Vorliegender Text:
----

Ingolstädter Kabaretttage
Pazifist und Pessimist

Besser als Fernsehen: Helmut Schleich im Kulturzentrum neun

29.05.2023 | Stand 16.09.2023, 21:15 Uhr

Glänzender Satiriker: Helmut Schleich als Franz Josef Strauß in der Halle neun. Foto: Leitner

Das aktuelle Programm von Helmut Schleich fordert bereits mit seinem Titel Widerspruch heraus. „Das kann man so nicht sagen“, hat es der Münchener Kabarettist überschrieben. Nach dessen Präsentation anlässlich der Ingolstädter Kabaretttage im Kulturzentrum neun durch den Urheber selbst kann die Antwort nur lauten: Doch, doch. Genau so muss man es sagen! Und es ist gut, das es einer tut.

----

Bereitgestellte Daten:
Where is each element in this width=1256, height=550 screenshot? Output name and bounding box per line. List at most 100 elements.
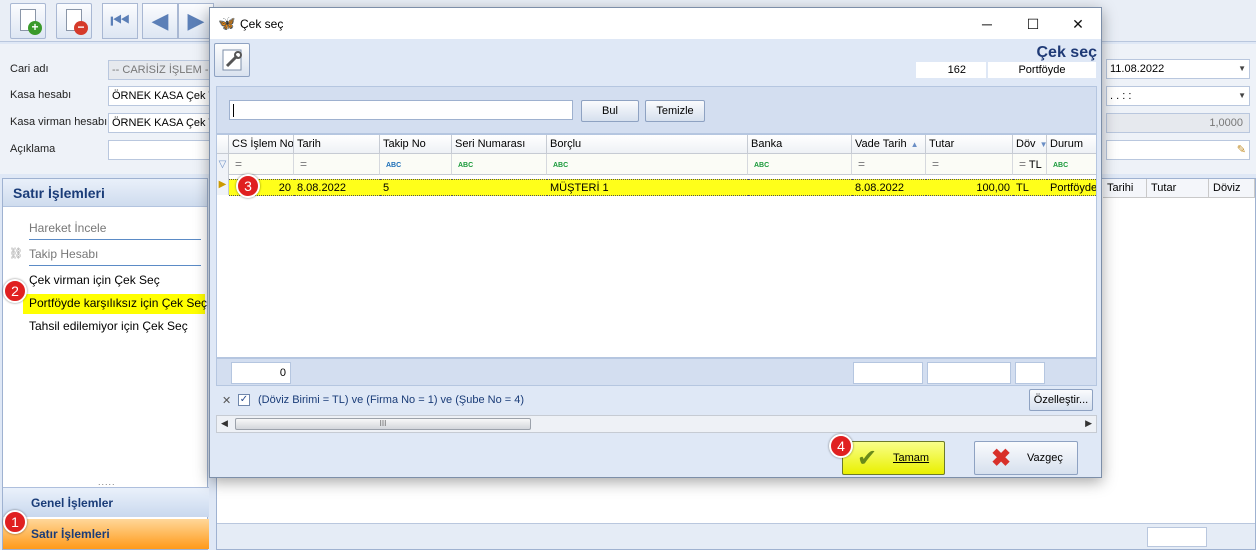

----

Aufgabenstellung:
1: Welchen Titel trägt laut dem Text über Helmut Schleich sein aktuelles Programm?
2: Gib aus dem Text über Helmut Schleich den Abschnitt wortgetreu aus: Beginne bei den Worten „Das aktuelle Programm“ und höre nach den Worten „es einer tut.“ auf.
Die Daten stehen in keinem Zusammenhang mit dem Text.

Ergebnisse:
1: „Das kann man so nicht sagen“

2:
Das aktuelle Programm von Helmut Schleich fordert bereits mit seinem Titel Widerspruch heraus. „Das kann man so nicht sagen“, hat es der Münchener Kabarettist überschrieben. Nach dessen Präsentation anlässlich der Ingolstädter Kabaretttage im Kulturzentrum neun durch den Urheber selbst kann die Antwort nur lauten: Doch, doch. Genau so muss man es sagen! Und es ist gut, das es einer tut.